--- START OF DATA SUPPLIED ---

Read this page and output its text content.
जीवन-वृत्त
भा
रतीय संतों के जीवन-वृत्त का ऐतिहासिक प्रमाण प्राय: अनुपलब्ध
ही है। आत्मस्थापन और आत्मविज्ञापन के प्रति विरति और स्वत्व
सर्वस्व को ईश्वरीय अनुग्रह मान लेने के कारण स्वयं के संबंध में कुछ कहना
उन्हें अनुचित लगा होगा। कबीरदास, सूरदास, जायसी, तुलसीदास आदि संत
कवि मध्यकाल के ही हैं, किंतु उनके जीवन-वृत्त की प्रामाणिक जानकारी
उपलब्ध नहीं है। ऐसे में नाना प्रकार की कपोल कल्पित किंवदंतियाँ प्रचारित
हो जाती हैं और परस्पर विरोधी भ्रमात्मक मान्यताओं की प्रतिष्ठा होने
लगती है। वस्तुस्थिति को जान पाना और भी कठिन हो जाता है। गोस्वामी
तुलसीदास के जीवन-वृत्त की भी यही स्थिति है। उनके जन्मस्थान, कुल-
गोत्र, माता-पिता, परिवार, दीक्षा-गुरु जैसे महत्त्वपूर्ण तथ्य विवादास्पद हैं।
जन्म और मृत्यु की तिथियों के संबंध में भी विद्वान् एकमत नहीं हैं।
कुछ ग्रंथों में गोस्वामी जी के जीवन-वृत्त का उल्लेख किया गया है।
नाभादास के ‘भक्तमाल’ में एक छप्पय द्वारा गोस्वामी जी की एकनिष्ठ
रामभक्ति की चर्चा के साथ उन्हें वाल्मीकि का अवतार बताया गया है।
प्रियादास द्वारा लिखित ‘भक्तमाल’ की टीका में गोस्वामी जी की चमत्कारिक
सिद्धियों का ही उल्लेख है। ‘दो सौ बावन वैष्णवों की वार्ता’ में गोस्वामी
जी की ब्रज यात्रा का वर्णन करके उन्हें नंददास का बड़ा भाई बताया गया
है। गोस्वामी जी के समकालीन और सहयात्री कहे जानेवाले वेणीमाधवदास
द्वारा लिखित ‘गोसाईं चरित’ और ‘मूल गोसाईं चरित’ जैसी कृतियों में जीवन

--- END OF DATA SUPPLIED ---

## PROBLEM STATEMENT
Exactly as shown above, return every record.

## PROBLEM SOLUTION
Read this page and output its text content.
जीवन-वृत्त
भा
रतीय संतों के जीवन-वृत्त का ऐतिहासिक प्रमाण प्राय: अनुपलब्ध
ही है। आत्मस्थापन और आत्मविज्ञापन के प्रति विरति और स्वत्व
सर्वस्व को ईश्वरीय अनुग्रह मान लेने के कारण स्वयं के संबंध में कुछ कहना
उन्हें अनुचित लगा होगा। कबीरदास, सूरदास, जायसी, तुलसीदास आदि संत
कवि मध्यकाल के ही हैं, किंतु उनके जीवन-वृत्त की प्रामाणिक जानकारी
उपलब्ध नहीं है। ऐसे में नाना प्रकार की कपोल कल्पित किंवदंतियाँ प्रचारित
हो जाती हैं और परस्पर विरोधी भ्रमात्मक मान्यताओं की प्रतिष्ठा होने
लगती है। वस्तुस्थिति को जान पाना और भी कठिन हो जाता है। गोस्वामी
तुलसीदास के जीवन-वृत्त की भी यही स्थिति है। उनके जन्मस्थान, कुल-
गोत्र, माता-पिता, परिवार, दीक्षा-गुरु जैसे महत्त्वपूर्ण तथ्य विवादास्पद हैं।
जन्म और मृत्यु की तिथियों के संबंध में भी विद्वान् एकमत नहीं हैं।
कुछ ग्रंथों में गोस्वामी जी के जीवन-वृत्त का उल्लेख किया गया है।
नाभादास के ‘भक्तमाल’ में एक छप्पय द्वारा गोस्वामी जी की एकनिष्ठ
रामभक्ति की चर्चा के साथ उन्हें वाल्मीकि का अवतार बताया गया है।
प्रियादास द्वारा लिखित ‘भक्तमाल’ की टीका में गोस्वामी जी की चमत्कारिक
सिद्धियों का ही उल्लेख है। ‘दो सौ बावन वैष्णवों की वार्ता’ में गोस्वामी
जी की ब्रज यात्रा का वर्णन करके उन्हें नंददास का बड़ा भाई बताया गया
है। गोस्वामी जी के समकालीन और सहयात्री कहे जानेवाले वेणीमाधवदास
द्वारा लिखित ‘गोसाईं चरित’ और ‘मूल गोसाईं चरित’ जैसी कृतियों में जीवन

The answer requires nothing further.